* WHAT THE EXERCISE ASKS: Say how many lines in the data below contain the word "thật", and give no other text.

(Rows from a dataset)
---------------
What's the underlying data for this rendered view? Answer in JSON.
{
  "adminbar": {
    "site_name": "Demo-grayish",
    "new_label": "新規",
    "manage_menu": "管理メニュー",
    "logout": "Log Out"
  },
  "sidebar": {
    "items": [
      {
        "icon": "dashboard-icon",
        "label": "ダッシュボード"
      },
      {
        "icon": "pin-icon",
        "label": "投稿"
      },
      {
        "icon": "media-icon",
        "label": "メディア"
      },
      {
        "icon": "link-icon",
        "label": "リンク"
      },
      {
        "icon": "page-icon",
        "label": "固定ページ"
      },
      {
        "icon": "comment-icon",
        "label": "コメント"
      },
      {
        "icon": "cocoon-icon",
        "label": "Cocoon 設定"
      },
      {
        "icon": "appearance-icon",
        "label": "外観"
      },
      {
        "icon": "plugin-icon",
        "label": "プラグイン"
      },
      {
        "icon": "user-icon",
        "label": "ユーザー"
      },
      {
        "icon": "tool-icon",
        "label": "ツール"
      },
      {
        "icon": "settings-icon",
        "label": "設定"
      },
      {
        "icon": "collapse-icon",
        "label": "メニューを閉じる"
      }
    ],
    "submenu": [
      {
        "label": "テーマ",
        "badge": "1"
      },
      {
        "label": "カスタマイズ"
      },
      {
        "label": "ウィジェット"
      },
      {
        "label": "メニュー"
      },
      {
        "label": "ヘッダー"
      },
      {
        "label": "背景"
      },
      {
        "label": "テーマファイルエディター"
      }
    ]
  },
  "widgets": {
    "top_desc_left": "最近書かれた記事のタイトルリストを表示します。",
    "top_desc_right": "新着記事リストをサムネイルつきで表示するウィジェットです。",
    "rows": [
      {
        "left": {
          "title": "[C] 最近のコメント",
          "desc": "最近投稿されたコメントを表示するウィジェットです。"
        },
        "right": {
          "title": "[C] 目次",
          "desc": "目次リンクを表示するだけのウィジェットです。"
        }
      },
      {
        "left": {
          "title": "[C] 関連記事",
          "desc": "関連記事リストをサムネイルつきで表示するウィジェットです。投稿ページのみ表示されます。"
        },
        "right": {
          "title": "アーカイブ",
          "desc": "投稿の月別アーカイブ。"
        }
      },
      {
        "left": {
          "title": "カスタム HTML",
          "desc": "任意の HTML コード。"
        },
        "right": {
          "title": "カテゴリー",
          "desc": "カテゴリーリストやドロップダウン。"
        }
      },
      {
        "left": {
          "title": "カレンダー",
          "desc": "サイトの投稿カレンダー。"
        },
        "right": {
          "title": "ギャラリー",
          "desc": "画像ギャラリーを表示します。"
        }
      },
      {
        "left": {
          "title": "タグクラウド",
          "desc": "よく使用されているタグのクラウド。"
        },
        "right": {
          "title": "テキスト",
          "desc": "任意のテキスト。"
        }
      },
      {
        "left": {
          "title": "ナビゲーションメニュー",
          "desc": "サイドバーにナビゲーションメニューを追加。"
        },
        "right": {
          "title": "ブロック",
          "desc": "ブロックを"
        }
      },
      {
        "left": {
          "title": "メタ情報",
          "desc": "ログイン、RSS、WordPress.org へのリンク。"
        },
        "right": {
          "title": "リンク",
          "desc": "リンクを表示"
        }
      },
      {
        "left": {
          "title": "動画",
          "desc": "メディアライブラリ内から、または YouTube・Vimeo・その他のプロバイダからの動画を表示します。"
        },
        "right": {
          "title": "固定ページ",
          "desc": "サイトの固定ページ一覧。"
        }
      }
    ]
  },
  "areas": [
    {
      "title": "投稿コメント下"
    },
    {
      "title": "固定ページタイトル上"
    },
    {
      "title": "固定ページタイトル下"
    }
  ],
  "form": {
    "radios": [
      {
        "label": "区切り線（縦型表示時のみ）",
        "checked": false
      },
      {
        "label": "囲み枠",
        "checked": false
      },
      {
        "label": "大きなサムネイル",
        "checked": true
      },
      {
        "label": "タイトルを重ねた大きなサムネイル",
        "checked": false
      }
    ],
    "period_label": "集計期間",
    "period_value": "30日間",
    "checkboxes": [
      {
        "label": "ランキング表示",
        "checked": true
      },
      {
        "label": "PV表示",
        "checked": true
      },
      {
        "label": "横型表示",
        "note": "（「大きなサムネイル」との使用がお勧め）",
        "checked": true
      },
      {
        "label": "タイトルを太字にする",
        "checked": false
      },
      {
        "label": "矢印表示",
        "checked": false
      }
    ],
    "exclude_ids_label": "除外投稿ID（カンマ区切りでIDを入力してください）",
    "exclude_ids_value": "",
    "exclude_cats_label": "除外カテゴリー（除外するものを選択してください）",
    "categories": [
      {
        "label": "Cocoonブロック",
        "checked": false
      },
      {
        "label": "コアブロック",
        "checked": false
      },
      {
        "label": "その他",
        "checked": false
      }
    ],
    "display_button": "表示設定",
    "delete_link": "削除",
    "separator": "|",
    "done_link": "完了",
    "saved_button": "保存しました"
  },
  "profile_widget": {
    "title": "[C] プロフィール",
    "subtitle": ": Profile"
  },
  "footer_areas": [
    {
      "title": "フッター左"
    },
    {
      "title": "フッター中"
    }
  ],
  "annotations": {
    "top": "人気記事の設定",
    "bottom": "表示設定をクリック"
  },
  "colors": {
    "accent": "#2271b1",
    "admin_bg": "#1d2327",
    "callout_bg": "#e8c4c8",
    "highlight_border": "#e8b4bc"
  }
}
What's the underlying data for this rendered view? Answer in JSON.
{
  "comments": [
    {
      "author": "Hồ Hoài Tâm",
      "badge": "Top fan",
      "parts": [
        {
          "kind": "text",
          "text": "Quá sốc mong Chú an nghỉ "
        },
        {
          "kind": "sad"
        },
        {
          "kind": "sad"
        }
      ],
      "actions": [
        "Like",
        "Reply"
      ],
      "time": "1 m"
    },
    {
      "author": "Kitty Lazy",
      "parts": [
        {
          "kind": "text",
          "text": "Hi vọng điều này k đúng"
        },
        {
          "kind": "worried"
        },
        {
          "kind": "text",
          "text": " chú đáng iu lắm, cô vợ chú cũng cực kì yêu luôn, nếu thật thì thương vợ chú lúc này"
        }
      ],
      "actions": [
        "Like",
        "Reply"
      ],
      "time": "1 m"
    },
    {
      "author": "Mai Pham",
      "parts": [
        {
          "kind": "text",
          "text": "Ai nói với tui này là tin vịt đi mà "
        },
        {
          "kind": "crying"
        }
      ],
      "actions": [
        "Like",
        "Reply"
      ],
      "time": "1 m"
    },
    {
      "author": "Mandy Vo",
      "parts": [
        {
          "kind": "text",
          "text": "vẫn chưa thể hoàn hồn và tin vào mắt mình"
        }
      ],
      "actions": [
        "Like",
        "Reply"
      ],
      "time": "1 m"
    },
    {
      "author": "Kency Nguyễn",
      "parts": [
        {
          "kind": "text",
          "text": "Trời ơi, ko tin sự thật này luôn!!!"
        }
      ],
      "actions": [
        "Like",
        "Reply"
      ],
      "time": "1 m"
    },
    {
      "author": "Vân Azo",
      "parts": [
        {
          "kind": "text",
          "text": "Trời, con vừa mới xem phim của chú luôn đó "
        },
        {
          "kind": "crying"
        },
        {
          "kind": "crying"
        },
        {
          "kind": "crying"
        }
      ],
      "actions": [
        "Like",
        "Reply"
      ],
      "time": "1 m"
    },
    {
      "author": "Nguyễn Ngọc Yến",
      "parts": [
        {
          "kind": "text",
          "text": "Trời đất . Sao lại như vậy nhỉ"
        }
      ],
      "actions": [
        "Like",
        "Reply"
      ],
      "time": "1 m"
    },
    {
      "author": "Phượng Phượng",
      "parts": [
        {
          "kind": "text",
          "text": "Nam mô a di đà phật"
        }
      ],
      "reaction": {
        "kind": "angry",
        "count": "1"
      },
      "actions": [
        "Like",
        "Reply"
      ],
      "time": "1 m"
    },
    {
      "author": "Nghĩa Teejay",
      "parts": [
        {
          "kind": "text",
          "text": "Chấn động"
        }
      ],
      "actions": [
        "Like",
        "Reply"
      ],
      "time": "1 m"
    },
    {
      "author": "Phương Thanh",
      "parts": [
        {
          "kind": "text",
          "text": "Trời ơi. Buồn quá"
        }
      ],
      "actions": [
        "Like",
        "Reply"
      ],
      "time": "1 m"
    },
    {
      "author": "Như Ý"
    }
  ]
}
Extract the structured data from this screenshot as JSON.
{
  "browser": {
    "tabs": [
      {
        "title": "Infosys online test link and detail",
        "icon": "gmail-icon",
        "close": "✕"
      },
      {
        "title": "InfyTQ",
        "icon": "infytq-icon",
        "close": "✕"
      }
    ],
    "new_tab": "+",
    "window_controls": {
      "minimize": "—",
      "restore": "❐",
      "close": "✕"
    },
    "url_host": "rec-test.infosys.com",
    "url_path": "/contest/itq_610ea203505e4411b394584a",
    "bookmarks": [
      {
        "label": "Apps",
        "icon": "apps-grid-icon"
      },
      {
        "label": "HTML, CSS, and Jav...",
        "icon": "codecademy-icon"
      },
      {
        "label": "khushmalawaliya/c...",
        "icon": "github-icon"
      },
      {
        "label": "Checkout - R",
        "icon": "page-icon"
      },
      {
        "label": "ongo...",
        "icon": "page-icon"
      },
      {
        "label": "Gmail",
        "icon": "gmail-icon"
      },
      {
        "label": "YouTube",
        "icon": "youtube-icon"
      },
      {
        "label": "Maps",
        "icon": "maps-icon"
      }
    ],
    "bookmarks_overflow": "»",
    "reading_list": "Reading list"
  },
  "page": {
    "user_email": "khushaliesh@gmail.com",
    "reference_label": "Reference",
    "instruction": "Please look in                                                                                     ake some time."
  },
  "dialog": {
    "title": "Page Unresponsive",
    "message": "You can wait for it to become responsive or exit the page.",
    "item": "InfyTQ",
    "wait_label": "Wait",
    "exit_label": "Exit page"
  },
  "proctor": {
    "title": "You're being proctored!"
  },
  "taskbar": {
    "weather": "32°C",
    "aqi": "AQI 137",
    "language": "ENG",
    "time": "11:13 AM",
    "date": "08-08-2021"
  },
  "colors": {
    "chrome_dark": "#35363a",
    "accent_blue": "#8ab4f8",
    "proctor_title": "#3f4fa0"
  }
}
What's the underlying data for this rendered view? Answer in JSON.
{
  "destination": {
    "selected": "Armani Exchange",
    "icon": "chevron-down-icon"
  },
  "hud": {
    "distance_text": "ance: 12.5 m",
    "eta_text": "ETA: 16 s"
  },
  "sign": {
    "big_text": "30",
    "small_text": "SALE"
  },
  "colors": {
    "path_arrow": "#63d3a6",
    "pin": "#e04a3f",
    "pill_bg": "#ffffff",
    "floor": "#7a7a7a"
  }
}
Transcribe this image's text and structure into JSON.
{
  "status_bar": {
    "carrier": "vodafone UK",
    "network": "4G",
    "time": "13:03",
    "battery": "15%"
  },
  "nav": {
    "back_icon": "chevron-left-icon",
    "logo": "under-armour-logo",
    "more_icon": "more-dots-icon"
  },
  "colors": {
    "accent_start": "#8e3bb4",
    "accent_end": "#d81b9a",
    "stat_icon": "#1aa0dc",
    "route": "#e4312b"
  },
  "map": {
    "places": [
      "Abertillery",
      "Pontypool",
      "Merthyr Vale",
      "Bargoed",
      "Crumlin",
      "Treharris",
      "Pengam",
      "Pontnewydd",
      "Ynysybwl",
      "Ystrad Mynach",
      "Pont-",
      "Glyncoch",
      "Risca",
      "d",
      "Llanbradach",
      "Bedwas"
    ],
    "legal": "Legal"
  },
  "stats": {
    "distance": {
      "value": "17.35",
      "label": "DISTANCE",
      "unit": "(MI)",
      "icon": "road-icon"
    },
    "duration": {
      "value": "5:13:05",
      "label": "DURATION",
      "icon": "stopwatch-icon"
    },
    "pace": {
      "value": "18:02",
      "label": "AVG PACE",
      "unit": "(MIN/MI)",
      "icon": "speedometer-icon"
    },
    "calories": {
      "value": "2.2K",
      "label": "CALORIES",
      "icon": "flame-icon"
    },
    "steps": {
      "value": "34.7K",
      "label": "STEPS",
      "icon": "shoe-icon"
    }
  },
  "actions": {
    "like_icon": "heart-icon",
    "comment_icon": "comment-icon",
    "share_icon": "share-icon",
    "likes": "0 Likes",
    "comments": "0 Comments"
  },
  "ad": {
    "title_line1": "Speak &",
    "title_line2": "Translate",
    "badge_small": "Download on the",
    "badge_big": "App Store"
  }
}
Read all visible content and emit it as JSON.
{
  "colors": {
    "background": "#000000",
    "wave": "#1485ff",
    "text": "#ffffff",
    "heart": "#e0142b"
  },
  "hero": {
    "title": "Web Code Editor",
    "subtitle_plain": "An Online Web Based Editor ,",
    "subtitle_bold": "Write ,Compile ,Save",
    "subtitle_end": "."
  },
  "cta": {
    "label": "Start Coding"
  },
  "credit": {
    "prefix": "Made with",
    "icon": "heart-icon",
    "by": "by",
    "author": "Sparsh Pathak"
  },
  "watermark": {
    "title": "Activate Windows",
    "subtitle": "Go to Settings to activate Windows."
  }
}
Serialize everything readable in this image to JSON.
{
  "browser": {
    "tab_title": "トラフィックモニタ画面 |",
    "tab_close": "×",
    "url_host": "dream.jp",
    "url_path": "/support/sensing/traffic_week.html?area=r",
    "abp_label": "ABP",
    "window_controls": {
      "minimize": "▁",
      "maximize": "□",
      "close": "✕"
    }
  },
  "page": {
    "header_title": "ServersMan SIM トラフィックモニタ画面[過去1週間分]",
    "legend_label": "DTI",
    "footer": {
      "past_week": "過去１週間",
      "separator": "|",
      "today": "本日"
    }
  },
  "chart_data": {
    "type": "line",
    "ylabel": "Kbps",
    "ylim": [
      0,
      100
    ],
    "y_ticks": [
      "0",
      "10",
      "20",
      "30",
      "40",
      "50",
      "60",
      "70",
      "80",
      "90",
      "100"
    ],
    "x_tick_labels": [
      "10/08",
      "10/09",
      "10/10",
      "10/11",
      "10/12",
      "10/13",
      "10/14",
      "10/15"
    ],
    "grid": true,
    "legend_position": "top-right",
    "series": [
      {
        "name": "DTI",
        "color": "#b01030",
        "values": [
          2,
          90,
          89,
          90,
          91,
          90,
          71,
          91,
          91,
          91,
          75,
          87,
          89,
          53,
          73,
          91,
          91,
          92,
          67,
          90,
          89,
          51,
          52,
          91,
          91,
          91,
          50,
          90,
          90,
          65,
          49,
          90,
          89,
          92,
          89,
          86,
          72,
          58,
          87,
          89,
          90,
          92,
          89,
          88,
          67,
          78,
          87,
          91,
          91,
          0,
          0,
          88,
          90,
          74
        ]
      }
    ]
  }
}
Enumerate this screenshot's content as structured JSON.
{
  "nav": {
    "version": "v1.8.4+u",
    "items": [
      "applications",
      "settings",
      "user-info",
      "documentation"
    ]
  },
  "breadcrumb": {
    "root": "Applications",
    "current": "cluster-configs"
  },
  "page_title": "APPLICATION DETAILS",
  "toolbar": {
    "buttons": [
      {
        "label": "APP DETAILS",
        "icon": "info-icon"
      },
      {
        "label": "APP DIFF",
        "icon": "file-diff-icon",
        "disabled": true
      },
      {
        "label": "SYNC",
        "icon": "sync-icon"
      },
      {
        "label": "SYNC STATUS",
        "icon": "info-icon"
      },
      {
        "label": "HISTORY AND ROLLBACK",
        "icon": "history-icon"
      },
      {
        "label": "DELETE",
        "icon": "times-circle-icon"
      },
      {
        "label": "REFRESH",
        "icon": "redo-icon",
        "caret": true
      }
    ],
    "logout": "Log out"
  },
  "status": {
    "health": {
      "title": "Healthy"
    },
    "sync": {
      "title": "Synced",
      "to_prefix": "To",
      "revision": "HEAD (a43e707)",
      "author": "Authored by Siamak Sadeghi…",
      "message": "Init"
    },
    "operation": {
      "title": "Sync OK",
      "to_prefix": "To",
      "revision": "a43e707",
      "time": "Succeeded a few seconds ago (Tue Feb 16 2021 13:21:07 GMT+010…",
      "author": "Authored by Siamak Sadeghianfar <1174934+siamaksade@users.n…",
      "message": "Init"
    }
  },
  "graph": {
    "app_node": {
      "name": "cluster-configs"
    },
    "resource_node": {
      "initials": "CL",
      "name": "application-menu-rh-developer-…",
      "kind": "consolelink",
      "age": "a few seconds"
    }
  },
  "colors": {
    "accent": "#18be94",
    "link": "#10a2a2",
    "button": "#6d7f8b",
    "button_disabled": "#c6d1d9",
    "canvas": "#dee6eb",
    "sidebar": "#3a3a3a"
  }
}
---------------
* COMPLETE RESPONSE: 2